/---
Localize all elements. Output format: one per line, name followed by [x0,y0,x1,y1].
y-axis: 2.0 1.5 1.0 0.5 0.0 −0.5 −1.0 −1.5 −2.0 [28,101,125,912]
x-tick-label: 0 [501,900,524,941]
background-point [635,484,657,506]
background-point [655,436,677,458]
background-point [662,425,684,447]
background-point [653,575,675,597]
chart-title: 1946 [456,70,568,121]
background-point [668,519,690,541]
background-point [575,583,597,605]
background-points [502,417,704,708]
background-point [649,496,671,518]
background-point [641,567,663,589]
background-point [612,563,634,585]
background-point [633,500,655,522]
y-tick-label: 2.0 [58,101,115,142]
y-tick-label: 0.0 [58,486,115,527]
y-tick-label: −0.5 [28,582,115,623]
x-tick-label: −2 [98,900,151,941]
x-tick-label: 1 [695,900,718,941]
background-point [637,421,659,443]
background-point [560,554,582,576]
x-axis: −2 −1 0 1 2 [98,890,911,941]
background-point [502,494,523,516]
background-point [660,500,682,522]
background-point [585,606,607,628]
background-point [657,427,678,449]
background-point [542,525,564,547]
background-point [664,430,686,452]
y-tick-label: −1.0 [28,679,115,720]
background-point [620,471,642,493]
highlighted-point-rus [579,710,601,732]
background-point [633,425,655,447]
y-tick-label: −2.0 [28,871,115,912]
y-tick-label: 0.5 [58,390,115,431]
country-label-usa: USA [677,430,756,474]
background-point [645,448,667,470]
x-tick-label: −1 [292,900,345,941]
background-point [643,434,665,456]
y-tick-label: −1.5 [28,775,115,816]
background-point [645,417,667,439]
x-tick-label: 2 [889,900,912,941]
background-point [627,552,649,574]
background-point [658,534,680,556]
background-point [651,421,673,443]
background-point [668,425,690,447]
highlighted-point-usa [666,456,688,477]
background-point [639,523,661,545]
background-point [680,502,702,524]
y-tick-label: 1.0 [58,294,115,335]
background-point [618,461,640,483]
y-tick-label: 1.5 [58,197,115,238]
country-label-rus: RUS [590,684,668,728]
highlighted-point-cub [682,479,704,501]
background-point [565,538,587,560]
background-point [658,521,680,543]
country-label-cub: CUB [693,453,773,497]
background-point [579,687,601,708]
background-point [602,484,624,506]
\---
> **Exercise goal**
Convert every line of the item above into a numbered list, dropping any blank lines.

> **Solution below**
1. Localize all elements. Output format: one per line, name followed by [x0,y0,x1,y1].
2. y-axis: 2.0 1.5 1.0 0.5 0.0 −0.5 −1.0 −1.5 −2.0 [28,101,125,912]
3. x-tick-label: 0 [501,900,524,941]
4. background-point [635,484,657,506]
5. background-point [655,436,677,458]
6. background-point [662,425,684,447]
7. background-point [653,575,675,597]
8. chart-title: 1946 [456,70,568,121]
9. background-point [668,519,690,541]
10. background-point [575,583,597,605]
11. background-points [502,417,704,708]
12. background-point [649,496,671,518]
13. background-point [641,567,663,589]
14. background-point [612,563,634,585]
15. background-point [633,500,655,522]
16. y-tick-label: 2.0 [58,101,115,142]
17. y-tick-label: 0.0 [58,486,115,527]
18. y-tick-label: −0.5 [28,582,115,623]
19. x-tick-label: −2 [98,900,151,941]
20. x-tick-label: 1 [695,900,718,941]
21. background-point [637,421,659,443]
22. background-point [560,554,582,576]
23. x-axis: −2 −1 0 1 2 [98,890,911,941]
24. background-point [502,494,523,516]
25. background-point [660,500,682,522]
26. background-point [585,606,607,628]
27. background-point [657,427,678,449]
28. background-point [542,525,564,547]
29. background-point [664,430,686,452]
30. y-tick-label: −1.0 [28,679,115,720]
31. background-point [620,471,642,493]
32. highlighted-point-rus [579,710,601,732]
33. background-point [633,425,655,447]
34. y-tick-label: −2.0 [28,871,115,912]
35. y-tick-label: 0.5 [58,390,115,431]
36. country-label-usa: USA [677,430,756,474]
37. background-point [645,448,667,470]
38. x-tick-label: −1 [292,900,345,941]
39. background-point [643,434,665,456]
40. y-tick-label: −1.5 [28,775,115,816]
41. background-point [645,417,667,439]
42. x-tick-label: 2 [889,900,912,941]
43. background-point [627,552,649,574]
44. background-point [658,534,680,556]
45. background-point [651,421,673,443]
46. background-point [668,425,690,447]
47. highlighted-point-usa [666,456,688,477]
48. background-point [639,523,661,545]
49. background-point [680,502,702,524]
50. y-tick-label: 1.0 [58,294,115,335]
51. background-point [618,461,640,483]
52. y-tick-label: 1.5 [58,197,115,238]
53. country-label-rus: RUS [590,684,668,728]
54. highlighted-point-cub [682,479,704,501]
55. background-point [565,538,587,560]
56. background-point [658,521,680,543]
57. country-label-cub: CUB [693,453,773,497]
58. background-point [579,687,601,708]
59. background-point [602,484,624,506]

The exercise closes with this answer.